▸ **Available records**:
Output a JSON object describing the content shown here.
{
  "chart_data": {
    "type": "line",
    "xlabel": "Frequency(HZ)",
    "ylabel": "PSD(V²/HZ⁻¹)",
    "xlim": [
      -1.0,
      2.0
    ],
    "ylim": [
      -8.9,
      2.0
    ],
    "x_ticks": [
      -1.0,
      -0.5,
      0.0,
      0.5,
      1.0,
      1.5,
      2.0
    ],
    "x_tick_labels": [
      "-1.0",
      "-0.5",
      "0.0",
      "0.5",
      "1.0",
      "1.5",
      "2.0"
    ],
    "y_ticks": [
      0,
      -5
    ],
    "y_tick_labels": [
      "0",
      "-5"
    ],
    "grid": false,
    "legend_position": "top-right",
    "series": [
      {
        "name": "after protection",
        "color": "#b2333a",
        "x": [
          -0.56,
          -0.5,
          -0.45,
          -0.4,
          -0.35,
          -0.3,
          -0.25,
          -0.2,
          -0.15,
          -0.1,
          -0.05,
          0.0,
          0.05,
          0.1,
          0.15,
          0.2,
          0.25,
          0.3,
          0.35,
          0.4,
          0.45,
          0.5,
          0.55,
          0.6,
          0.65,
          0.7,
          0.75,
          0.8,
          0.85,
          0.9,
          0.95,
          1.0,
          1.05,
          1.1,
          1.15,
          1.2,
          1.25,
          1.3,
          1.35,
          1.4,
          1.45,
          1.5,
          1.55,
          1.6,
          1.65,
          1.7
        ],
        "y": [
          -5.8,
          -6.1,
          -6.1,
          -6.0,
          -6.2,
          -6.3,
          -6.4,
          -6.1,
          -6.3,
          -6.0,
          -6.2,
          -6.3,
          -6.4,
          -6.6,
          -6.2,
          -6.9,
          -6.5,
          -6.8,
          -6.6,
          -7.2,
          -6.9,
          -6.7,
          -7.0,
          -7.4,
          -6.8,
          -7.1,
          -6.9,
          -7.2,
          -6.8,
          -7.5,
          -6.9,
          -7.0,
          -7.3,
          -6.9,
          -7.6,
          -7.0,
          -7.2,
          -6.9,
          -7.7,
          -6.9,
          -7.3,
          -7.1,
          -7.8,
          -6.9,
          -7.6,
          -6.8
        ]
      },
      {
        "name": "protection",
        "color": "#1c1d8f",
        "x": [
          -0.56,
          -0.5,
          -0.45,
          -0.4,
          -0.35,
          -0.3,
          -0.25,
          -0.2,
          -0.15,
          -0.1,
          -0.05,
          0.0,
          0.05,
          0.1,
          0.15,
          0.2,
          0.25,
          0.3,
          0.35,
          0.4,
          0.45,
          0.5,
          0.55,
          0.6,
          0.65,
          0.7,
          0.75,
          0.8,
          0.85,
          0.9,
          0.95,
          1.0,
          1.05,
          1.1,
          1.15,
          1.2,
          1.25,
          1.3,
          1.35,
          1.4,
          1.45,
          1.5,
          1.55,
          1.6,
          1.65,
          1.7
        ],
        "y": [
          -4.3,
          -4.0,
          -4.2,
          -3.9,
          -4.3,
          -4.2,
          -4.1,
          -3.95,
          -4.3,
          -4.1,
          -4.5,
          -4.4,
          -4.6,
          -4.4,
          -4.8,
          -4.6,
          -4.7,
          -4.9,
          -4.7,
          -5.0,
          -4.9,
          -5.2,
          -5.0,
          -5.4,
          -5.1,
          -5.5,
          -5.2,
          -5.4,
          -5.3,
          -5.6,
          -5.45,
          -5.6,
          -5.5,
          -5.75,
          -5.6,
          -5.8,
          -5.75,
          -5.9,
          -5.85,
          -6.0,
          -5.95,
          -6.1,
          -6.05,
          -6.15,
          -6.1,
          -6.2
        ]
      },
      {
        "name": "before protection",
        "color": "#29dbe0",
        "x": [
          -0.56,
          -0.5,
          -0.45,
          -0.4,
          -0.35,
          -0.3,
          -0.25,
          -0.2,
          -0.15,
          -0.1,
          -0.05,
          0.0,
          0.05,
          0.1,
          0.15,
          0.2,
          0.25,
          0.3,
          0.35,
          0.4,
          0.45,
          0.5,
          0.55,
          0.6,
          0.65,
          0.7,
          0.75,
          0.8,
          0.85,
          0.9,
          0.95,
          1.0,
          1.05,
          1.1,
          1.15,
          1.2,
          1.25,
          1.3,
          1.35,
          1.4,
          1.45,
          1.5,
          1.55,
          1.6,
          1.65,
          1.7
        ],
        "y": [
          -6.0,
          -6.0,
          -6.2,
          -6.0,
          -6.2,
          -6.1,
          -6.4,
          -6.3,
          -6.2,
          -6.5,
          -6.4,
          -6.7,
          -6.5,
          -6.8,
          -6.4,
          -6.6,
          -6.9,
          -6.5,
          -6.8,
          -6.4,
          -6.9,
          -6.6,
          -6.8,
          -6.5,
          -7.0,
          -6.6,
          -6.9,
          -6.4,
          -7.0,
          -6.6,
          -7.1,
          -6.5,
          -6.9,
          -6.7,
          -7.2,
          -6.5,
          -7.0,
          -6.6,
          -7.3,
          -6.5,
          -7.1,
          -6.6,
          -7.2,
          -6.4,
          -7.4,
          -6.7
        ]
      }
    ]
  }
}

▸ **Your instructions**:
Filter the listing for the word "protection" and copy every line that holds it.

▸ **Result below**:
        "name": "after protection",
        "name": "protection",
        "name": "before protection",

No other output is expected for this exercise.